## [PROVIDED ENTRIES]

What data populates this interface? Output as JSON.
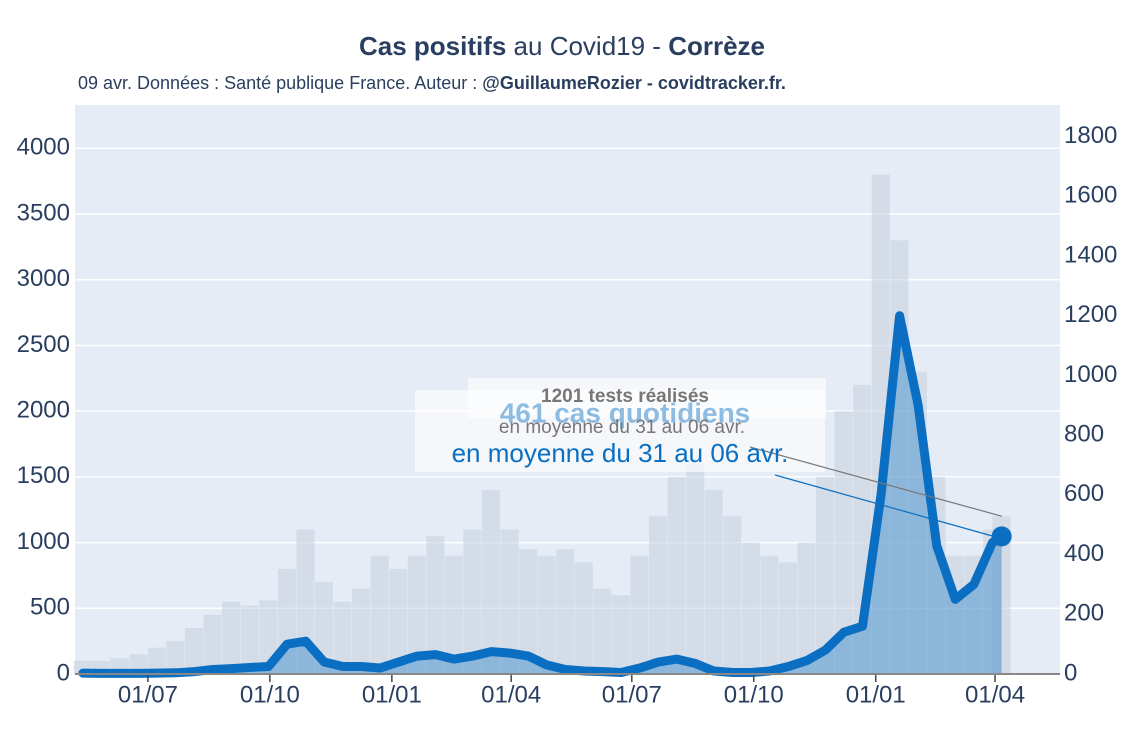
{
  "chart_data": {
    "type": "combo",
    "title": [
      {
        "text": "Cas positifs",
        "bold": true
      },
      {
        "text": " au Covid19 - ",
        "bold": false
      },
      {
        "text": "Corrèze",
        "bold": true
      }
    ],
    "subtitle": [
      {
        "text": "09 avr. Données : Santé publique France. Auteur : ",
        "bold": false
      },
      {
        "text": "@GuillaumeRozier - covidtracker.fr.",
        "bold": true
      }
    ],
    "x": [
      -49,
      -35,
      -21,
      -7,
      7,
      21,
      35,
      49,
      63,
      77,
      91,
      105,
      119,
      133,
      147,
      161,
      175,
      189,
      203,
      217,
      231,
      245,
      259,
      273,
      287,
      301,
      315,
      329,
      343,
      357,
      371,
      385,
      399,
      413,
      427,
      441,
      455,
      469,
      483,
      497,
      511,
      525,
      539,
      553,
      567,
      581,
      595,
      609,
      623,
      637,
      644
    ],
    "xlim": [
      -55,
      688
    ],
    "xticks": [
      {
        "value": 0,
        "label": "01/07"
      },
      {
        "value": 92,
        "label": "01/10"
      },
      {
        "value": 184,
        "label": "01/01"
      },
      {
        "value": 274,
        "label": "01/04"
      },
      {
        "value": 365,
        "label": "01/07"
      },
      {
        "value": 457,
        "label": "01/10"
      },
      {
        "value": 549,
        "label": "01/01"
      },
      {
        "value": 639,
        "label": "01/04"
      }
    ],
    "ylim": [
      0,
      4330
    ],
    "yticks": [
      0,
      500,
      1000,
      1500,
      2000,
      2500,
      3000,
      3500,
      4000
    ],
    "y2lim": [
      0,
      1906
    ],
    "y2ticks": [
      0,
      200,
      400,
      600,
      800,
      1000,
      1200,
      1400,
      1600,
      1800
    ],
    "grid": true,
    "series": [
      {
        "type": "bar",
        "axis": "y",
        "color": "#c8d2e0",
        "values": [
          100,
          100,
          120,
          150,
          200,
          250,
          350,
          450,
          550,
          520,
          560,
          800,
          1100,
          700,
          550,
          650,
          900,
          800,
          900,
          1050,
          900,
          1100,
          1400,
          1100,
          950,
          900,
          950,
          850,
          650,
          600,
          900,
          1200,
          1500,
          1600,
          1400,
          1200,
          1000,
          900,
          850,
          1000,
          1500,
          2000,
          2200,
          3800,
          3300,
          2300,
          1500,
          900,
          900,
          1100,
          1201
        ]
      },
      {
        "type": "line",
        "axis": "y2",
        "color": "#0a6fc2",
        "values": [
          3,
          2,
          2,
          2,
          3,
          4,
          8,
          15,
          18,
          22,
          25,
          100,
          110,
          40,
          25,
          25,
          20,
          40,
          60,
          65,
          50,
          60,
          75,
          70,
          60,
          30,
          15,
          10,
          8,
          5,
          20,
          40,
          50,
          35,
          10,
          5,
          5,
          10,
          25,
          45,
          80,
          140,
          160,
          600,
          1200,
          900,
          430,
          250,
          300,
          440,
          461
        ]
      }
    ],
    "annotations": [
      {
        "color": "#777777",
        "lines": [
          "1201 tests réalisés",
          "en moyenne du 31 au 06 avr."
        ]
      },
      {
        "color": "#0a6fc2",
        "lines": [
          "461 cas quotidiens",
          "en moyenne du 31 au 06 avr."
        ]
      }
    ]
  }
}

## [WHAT THE TASK ASKS]
Pictures excluded, quote all the data above exactly.

## [RESPONSE FOR THIS EXERCISE]
What data populates this interface? Output as JSON.
{
  "chart_data": {
    "type": "combo",
    "title": [
      {
        "text": "Cas positifs",
        "bold": true
      },
      {
        "text": " au Covid19 - ",
        "bold": false
      },
      {
        "text": "Corrèze",
        "bold": true
      }
    ],
    "subtitle": [
      {
        "text": "09 avr. Données : Santé publique France. Auteur : ",
        "bold": false
      },
      {
        "text": "@GuillaumeRozier - covidtracker.fr.",
        "bold": true
      }
    ],
    "x": [
      -49,
      -35,
      -21,
      -7,
      7,
      21,
      35,
      49,
      63,
      77,
      91,
      105,
      119,
      133,
      147,
      161,
      175,
      189,
      203,
      217,
      231,
      245,
      259,
      273,
      287,
      301,
      315,
      329,
      343,
      357,
      371,
      385,
      399,
      413,
      427,
      441,
      455,
      469,
      483,
      497,
      511,
      525,
      539,
      553,
      567,
      581,
      595,
      609,
      623,
      637,
      644
    ],
    "xlim": [
      -55,
      688
    ],
    "xticks": [
      {
        "value": 0,
        "label": "01/07"
      },
      {
        "value": 92,
        "label": "01/10"
      },
      {
        "value": 184,
        "label": "01/01"
      },
      {
        "value": 274,
        "label": "01/04"
      },
      {
        "value": 365,
        "label": "01/07"
      },
      {
        "value": 457,
        "label": "01/10"
      },
      {
        "value": 549,
        "label": "01/01"
      },
      {
        "value": 639,
        "label": "01/04"
      }
    ],
    "ylim": [
      0,
      4330
    ],
    "yticks": [
      0,
      500,
      1000,
      1500,
      2000,
      2500,
      3000,
      3500,
      4000
    ],
    "y2lim": [
      0,
      1906
    ],
    "y2ticks": [
      0,
      200,
      400,
      600,
      800,
      1000,
      1200,
      1400,
      1600,
      1800
    ],
    "grid": true,
    "series": [
      {
        "type": "bar",
        "axis": "y",
        "color": "#c8d2e0",
        "values": [
          100,
          100,
          120,
          150,
          200,
          250,
          350,
          450,
          550,
          520,
          560,
          800,
          1100,
          700,
          550,
          650,
          900,
          800,
          900,
          1050,
          900,
          1100,
          1400,
          1100,
          950,
          900,
          950,
          850,
          650,
          600,
          900,
          1200,
          1500,
          1600,
          1400,
          1200,
          1000,
          900,
          850,
          1000,
          1500,
          2000,
          2200,
          3800,
          3300,
          2300,
          1500,
          900,
          900,
          1100,
          1201
        ]
      },
      {
        "type": "line",
        "axis": "y2",
        "color": "#0a6fc2",
        "values": [
          3,
          2,
          2,
          2,
          3,
          4,
          8,
          15,
          18,
          22,
          25,
          100,
          110,
          40,
          25,
          25,
          20,
          40,
          60,
          65,
          50,
          60,
          75,
          70,
          60,
          30,
          15,
          10,
          8,
          5,
          20,
          40,
          50,
          35,
          10,
          5,
          5,
          10,
          25,
          45,
          80,
          140,
          160,
          600,
          1200,
          900,
          430,
          250,
          300,
          440,
          461
        ]
      }
    ],
    "annotations": [
      {
        "color": "#777777",
        "lines": [
          "1201 tests réalisés",
          "en moyenne du 31 au 06 avr."
        ]
      },
      {
        "color": "#0a6fc2",
        "lines": [
          "461 cas quotidiens",
          "en moyenne du 31 au 06 avr."
        ]
      }
    ]
  }
}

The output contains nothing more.